More than one in ten benefit from council-supported organisations

The Brighton and Hove Food Partnership’s surplus food pumpkin rescue was one of the many projects to benefit from council funding

Voluntary and charity organisations have provided support and services for almost 36,000 people in the last year.

The city’s Third Sector Commission originally aimed to help 25,000 people in the first of its three years of programmes funded by Brighton and Hove City Council and the Brighton and Hove Clinical Commissioning Group.

Members of the council’s Neighbourhoods, Inclusion, Communities and Equalities Committee heard how 12.6 per cent of the city’s population had benefited from services.

The commission was a new way to approach giving grants to the community and voluntary sector across the city, they were told.

Green councillor Leo Littman praised the way that the council had protected its third sector spending, with support from all parties.

He said: “There is a challenge in third sector support for vulnerable members of the community.

“Some groups do not fit in with the commission and are supported by the community fund. They are more vulnerable than larger groups.

“We need to make sure the commissioning model continues to place importance on social value.”

Jo Martindale, chief executive of the Hangleton and Knoll Project and communities representative on the committee, told councillors that having three years of funding was a big thing, as one-year was crisis management.

She said: “Three years seems like a long time but we have only just got the money and now we’re about to go into consultation for the next programme.

“I’m just not sure if we couldn’t do with four or five years.”

Labour councillor Julie Cattell described the results as “wonderful” and suggested that Brighton and Hove businesses wanting to support charities could help in practical ways.

She said: “Organisations have to do all sorts of things as well as care work, such as deciding office lay out or communications.

“This is how the business sector can contribute.”

Grants were given to 26 organisations providing services as varied as one-to-one advice, therapeutic support and guidance and information.

Projects benefiting from funding included mental health support for people with Asperger’s, support for families of children with special educational needs and disabilities and providing financial advice and support.

A total of £2.34 million was allocated to the Third Sector Commission and a further £6.27 million was generated by organisations through funding applications.

During the next few months a consultation process is due to be carried out ahead of a report due in the summer.

This will help organisations bid for grants from September 2019 for the 2020-23 period.

Councillors unanimously approved the creation of a new prospectus for the next three-year period.

DATA TO EXAMINE →
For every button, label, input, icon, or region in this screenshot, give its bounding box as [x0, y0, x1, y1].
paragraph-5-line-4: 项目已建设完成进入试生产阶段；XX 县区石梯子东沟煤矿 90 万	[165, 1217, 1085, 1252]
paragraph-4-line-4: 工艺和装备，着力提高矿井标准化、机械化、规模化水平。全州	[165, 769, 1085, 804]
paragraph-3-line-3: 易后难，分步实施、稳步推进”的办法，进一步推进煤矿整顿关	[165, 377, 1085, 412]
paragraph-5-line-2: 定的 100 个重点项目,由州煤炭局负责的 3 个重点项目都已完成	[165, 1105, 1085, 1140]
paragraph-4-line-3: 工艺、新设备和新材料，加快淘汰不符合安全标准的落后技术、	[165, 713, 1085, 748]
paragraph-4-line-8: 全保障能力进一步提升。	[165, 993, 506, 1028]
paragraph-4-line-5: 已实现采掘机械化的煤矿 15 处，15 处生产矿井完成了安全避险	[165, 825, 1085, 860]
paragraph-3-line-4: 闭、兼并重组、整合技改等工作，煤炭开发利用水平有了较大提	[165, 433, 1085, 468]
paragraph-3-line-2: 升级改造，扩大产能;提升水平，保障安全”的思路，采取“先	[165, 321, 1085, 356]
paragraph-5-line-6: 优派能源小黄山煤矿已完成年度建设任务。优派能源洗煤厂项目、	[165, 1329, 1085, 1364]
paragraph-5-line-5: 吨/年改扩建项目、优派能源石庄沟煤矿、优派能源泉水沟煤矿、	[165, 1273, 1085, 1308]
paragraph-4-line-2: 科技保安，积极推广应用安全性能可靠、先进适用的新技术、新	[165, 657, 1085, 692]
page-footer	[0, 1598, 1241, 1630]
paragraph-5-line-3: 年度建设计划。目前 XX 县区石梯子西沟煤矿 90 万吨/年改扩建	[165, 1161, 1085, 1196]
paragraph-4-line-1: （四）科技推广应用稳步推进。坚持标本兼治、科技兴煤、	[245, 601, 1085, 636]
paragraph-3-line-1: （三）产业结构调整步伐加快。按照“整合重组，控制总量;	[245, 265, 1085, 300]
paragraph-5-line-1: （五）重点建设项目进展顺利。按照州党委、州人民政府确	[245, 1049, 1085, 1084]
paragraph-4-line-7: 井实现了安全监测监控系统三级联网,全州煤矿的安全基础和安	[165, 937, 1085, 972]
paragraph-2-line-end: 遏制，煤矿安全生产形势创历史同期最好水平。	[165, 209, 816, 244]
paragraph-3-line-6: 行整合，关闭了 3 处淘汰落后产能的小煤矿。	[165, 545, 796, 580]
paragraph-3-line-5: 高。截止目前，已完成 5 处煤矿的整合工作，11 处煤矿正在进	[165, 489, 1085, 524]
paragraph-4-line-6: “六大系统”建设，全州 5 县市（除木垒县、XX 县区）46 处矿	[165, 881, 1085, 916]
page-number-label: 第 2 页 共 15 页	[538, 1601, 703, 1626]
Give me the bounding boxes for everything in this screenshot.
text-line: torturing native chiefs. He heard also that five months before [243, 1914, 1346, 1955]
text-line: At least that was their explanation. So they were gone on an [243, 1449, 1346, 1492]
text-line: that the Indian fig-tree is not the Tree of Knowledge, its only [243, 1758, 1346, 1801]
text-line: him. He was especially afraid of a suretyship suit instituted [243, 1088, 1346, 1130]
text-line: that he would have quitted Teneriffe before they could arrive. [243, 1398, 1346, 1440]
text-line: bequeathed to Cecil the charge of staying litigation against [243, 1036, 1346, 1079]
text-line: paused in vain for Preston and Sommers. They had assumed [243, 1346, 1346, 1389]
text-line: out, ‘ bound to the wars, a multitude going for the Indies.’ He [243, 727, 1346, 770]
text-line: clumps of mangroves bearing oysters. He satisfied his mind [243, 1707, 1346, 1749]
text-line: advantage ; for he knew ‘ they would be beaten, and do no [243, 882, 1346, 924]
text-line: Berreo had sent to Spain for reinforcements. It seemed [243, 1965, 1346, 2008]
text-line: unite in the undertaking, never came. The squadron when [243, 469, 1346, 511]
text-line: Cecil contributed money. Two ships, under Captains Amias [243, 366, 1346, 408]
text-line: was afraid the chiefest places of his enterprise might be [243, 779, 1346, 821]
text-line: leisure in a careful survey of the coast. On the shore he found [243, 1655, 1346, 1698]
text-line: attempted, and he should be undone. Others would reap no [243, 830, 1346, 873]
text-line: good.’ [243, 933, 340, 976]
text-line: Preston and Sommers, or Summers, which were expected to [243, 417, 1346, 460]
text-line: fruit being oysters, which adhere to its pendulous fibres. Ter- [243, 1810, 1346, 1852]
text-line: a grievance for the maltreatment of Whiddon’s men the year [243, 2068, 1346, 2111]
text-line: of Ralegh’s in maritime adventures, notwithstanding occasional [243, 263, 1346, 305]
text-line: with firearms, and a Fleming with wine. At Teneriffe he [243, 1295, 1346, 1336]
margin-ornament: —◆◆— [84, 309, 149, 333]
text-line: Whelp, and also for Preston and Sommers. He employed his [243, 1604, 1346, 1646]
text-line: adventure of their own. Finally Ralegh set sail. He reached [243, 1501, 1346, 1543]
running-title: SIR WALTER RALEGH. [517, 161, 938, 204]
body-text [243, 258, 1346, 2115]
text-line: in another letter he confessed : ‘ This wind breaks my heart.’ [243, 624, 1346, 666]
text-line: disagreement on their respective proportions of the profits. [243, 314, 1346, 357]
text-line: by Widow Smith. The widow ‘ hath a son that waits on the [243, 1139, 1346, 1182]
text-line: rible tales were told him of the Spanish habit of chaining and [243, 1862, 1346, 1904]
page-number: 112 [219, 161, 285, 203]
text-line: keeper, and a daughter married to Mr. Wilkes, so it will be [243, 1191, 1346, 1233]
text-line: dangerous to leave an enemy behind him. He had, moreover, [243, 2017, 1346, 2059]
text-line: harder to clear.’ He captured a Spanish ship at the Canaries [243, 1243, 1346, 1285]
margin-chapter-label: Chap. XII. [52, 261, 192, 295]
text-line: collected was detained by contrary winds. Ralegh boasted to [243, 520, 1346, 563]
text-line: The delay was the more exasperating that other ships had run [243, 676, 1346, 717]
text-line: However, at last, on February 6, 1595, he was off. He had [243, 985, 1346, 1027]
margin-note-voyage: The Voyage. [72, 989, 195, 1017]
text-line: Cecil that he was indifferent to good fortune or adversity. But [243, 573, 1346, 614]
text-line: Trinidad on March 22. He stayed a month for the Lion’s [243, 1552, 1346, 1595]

PARTS OF THE EXERCISE →
a – List every person named in the article on the Third Sector Commission.
b – According to the article on the Third Sector Commission, how much money was allocated to the commission?

EXPECTED OUTPUTS →
a –
Leo Littman
Jo Martindale
Julie Cattell

b – £2.34 million.